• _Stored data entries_
(begin)

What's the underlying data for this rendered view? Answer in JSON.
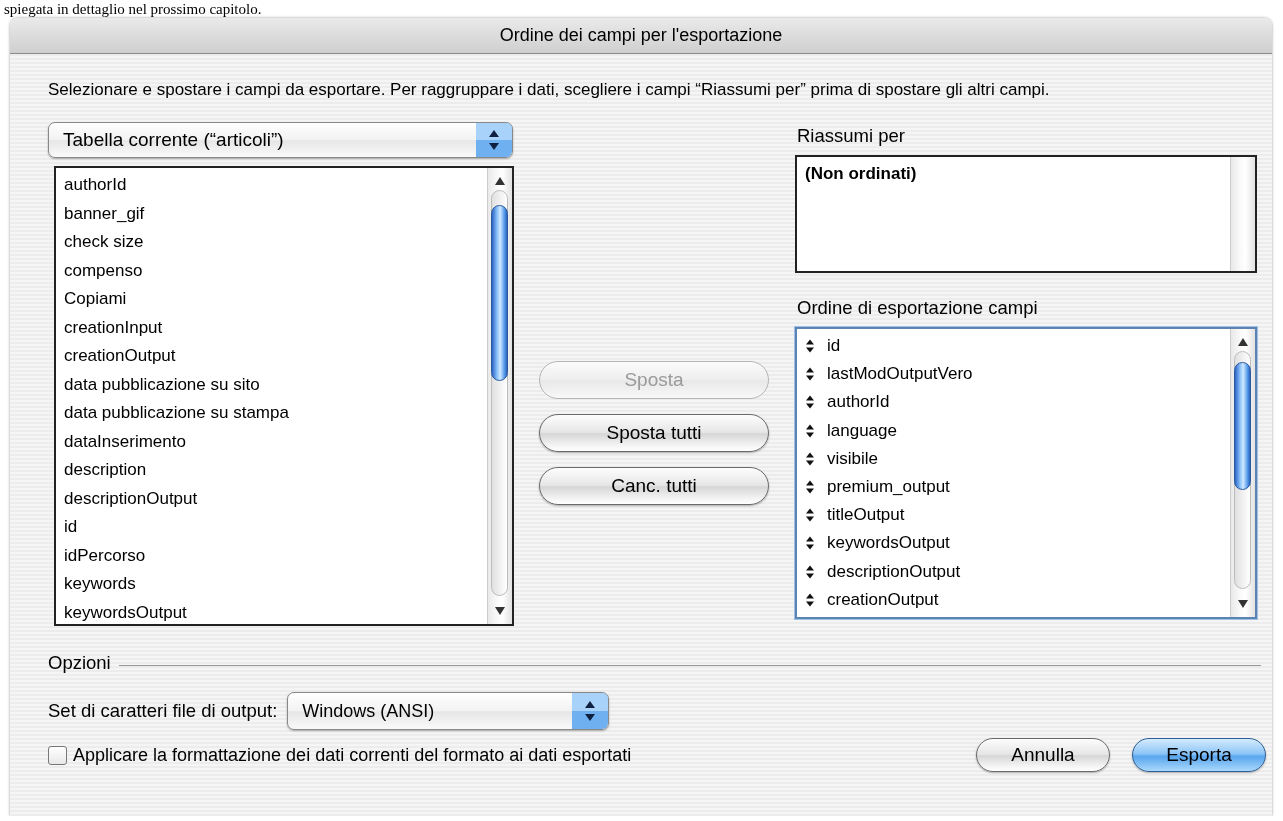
{
  "page_text": "spiegata in dettaglio nel prossimo capitolo.",
  "window": {
    "title": "Ordine dei campi per l'esportazione"
  },
  "instructions": "Selezionare e spostare i campi da esportare.  Per raggruppare i dati, scegliere i campi “Riassumi per” prima di spostare gli altri campi.",
  "table_popup": {
    "value": "Tabella corrente (“articoli”)"
  },
  "fields": [
    "authorId",
    "banner_gif",
    "check size",
    "compenso",
    "Copiami",
    "creationInput",
    "creationOutput",
    "data pubblicazione su sito",
    "data pubblicazione su stampa",
    "dataInserimento",
    "description",
    "descriptionOutput",
    "id",
    "idPercorso",
    "keywords",
    "keywordsOutput"
  ],
  "move_buttons": [
    {
      "label": "Sposta",
      "disabled": true
    },
    {
      "label": "Sposta tutti",
      "disabled": false
    },
    {
      "label": "Canc. tutti",
      "disabled": false
    }
  ],
  "summarize_by": {
    "label": "Riassumi per",
    "items": [
      "(Non ordinati)"
    ]
  },
  "export_order": {
    "label": "Ordine di esportazione campi",
    "items": [
      "id",
      "lastModOutputVero",
      "authorId",
      "language",
      "visibile",
      "premium_output",
      "titleOutput",
      "keywordsOutput",
      "descriptionOutput",
      "creationOutput"
    ]
  },
  "options": {
    "label": "Opzioni",
    "charset_label": "Set di caratteri file di output:",
    "charset_value": "Windows (ANSI)",
    "format_checkbox": {
      "label": "Applicare la formattazione dei dati correnti del formato ai dati esportati",
      "checked": false
    }
  },
  "dialog_buttons": [
    {
      "label": "Annulla",
      "default": false
    },
    {
      "label": "Esporta",
      "default": true
    }
  ]
}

(end)

• _WHAT THE TASK ASKS_
Copy out the whole listing exactly, and don't carry over any pictures.

• _FULL ANSWER_
What's the underlying data for this rendered view? Answer in JSON.
{
  "page_text": "spiegata in dettaglio nel prossimo capitolo.",
  "window": {
    "title": "Ordine dei campi per l'esportazione"
  },
  "instructions": "Selezionare e spostare i campi da esportare.  Per raggruppare i dati, scegliere i campi “Riassumi per” prima di spostare gli altri campi.",
  "table_popup": {
    "value": "Tabella corrente (“articoli”)"
  },
  "fields": [
    "authorId",
    "banner_gif",
    "check size",
    "compenso",
    "Copiami",
    "creationInput",
    "creationOutput",
    "data pubblicazione su sito",
    "data pubblicazione su stampa",
    "dataInserimento",
    "description",
    "descriptionOutput",
    "id",
    "idPercorso",
    "keywords",
    "keywordsOutput"
  ],
  "move_buttons": [
    {
      "label": "Sposta",
      "disabled": true
    },
    {
      "label": "Sposta tutti",
      "disabled": false
    },
    {
      "label": "Canc. tutti",
      "disabled": false
    }
  ],
  "summarize_by": {
    "label": "Riassumi per",
    "items": [
      "(Non ordinati)"
    ]
  },
  "export_order": {
    "label": "Ordine di esportazione campi",
    "items": [
      "id",
      "lastModOutputVero",
      "authorId",
      "language",
      "visibile",
      "premium_output",
      "titleOutput",
      "keywordsOutput",
      "descriptionOutput",
      "creationOutput"
    ]
  },
  "options": {
    "label": "Opzioni",
    "charset_label": "Set di caratteri file di output:",
    "charset_value": "Windows (ANSI)",
    "format_checkbox": {
      "label": "Applicare la formattazione dei dati correnti del formato ai dati esportati",
      "checked": false
    }
  },
  "dialog_buttons": [
    {
      "label": "Annulla",
      "default": false
    },
    {
      "label": "Esporta",
      "default": true
    }
  ]
}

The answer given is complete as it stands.